課題. 本文の「2児のパパ目線、そして新聞記」から「6カ月ぶりに映画担当となる。」までを、「血管事故」を「血管トラブル」に置き換えて書き直してください。

本文.

/ 2017.10.04

2児のパパ目線、そして新聞記者の目線で子育てや世の中の気になることを読み解く、高橋天地さんの「新聞記者パパのニュースな子育て」。今回のテーマは、秋から冬にかけて増える「血管事故」。急激な運動をする前に知っておきたいそのリスクとは?

執筆

高橋天地さん

平成7年、慶應義塾大文学部独文学専攻を卒業後、産経新聞社へ入社。水戸支局、整理部、多摩支局、運動部などを経て、SANKEI EXPRESSで9年間映画取材に従事した後、文化部で生活班を担当。育児、ファッション、介護、医療、食事、マネーの取材に精力を注ぐ。平成29年10月1日より1年6カ月ぶりに映画担当となる。

運動不足気味の親にはツライ「保護者競技」

オシャレに目覚め始めた4歳の長女は鏡に写る自分をいろいろな角度からチェックしつつ、節をつけて歌い踊り、最近歩くのと姉の真似っこが楽しくて仕方ない1歳3カ月の次女もなにやら懸命に唱えながら、腕を拡げたり閉じたりしている。しめくくりに2人で声をそろえて「おー!」とばかりにこぶしを振り上げ、大喜び。

ページ分割データ
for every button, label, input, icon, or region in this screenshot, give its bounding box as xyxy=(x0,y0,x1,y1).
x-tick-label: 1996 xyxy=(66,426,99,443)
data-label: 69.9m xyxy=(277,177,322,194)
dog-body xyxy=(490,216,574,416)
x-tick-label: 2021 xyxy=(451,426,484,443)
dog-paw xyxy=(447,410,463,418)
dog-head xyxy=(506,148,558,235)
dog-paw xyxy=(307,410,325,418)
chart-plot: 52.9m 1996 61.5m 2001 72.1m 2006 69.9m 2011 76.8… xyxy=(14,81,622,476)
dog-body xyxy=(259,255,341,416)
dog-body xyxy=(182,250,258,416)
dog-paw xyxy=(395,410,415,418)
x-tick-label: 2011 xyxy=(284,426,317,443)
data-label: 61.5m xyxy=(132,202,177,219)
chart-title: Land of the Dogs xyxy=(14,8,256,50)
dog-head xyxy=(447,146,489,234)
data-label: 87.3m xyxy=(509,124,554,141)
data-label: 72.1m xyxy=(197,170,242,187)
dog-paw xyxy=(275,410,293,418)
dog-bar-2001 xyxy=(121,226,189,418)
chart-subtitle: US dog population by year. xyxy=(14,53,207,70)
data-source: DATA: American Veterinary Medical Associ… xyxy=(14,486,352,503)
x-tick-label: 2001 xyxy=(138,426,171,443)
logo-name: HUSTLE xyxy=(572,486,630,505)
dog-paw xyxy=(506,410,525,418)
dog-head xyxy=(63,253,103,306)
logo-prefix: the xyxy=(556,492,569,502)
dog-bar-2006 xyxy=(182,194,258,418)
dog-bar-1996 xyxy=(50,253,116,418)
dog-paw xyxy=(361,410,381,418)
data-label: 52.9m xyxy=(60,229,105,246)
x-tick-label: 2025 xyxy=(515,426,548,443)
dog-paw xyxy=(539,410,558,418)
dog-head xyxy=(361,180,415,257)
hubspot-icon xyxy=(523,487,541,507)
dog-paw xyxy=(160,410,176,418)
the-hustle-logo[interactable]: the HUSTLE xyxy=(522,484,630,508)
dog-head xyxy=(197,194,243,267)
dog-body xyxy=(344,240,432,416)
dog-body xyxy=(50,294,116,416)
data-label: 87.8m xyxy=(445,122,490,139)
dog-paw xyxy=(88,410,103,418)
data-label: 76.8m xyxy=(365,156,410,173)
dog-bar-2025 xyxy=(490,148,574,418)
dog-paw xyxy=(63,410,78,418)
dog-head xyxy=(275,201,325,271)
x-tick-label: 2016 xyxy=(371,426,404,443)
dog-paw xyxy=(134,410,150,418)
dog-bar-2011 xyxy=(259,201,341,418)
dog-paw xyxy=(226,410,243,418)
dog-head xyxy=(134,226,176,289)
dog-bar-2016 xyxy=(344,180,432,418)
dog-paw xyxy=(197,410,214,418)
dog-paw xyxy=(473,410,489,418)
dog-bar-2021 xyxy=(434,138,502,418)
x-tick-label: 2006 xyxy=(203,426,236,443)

解答.
2児のパパ目線、そして新聞記者の目線で子育てや世の中の気になることを読み解く、高橋天地さんの「新聞記者パパのニュースな子育て」。今回のテーマは、秋から冬にかけて増える「血管トラブル」。急激な運動をする前に知っておきたいそのリスクとは?

執筆

高橋天地さん

平成7年、慶應義塾大文学部独文学専攻を卒業後、産経新聞社へ入社。水戸支局、整理部、多摩支局、運動部などを経て、SANKEI EXPRESSで9年間映画取材に従事した後、文化部で生活班を担当。育児、ファッション、介護、医療、食事、マネーの取材に精力を注ぐ。平成29年10月1日より1年6カ月ぶりに映画担当となる。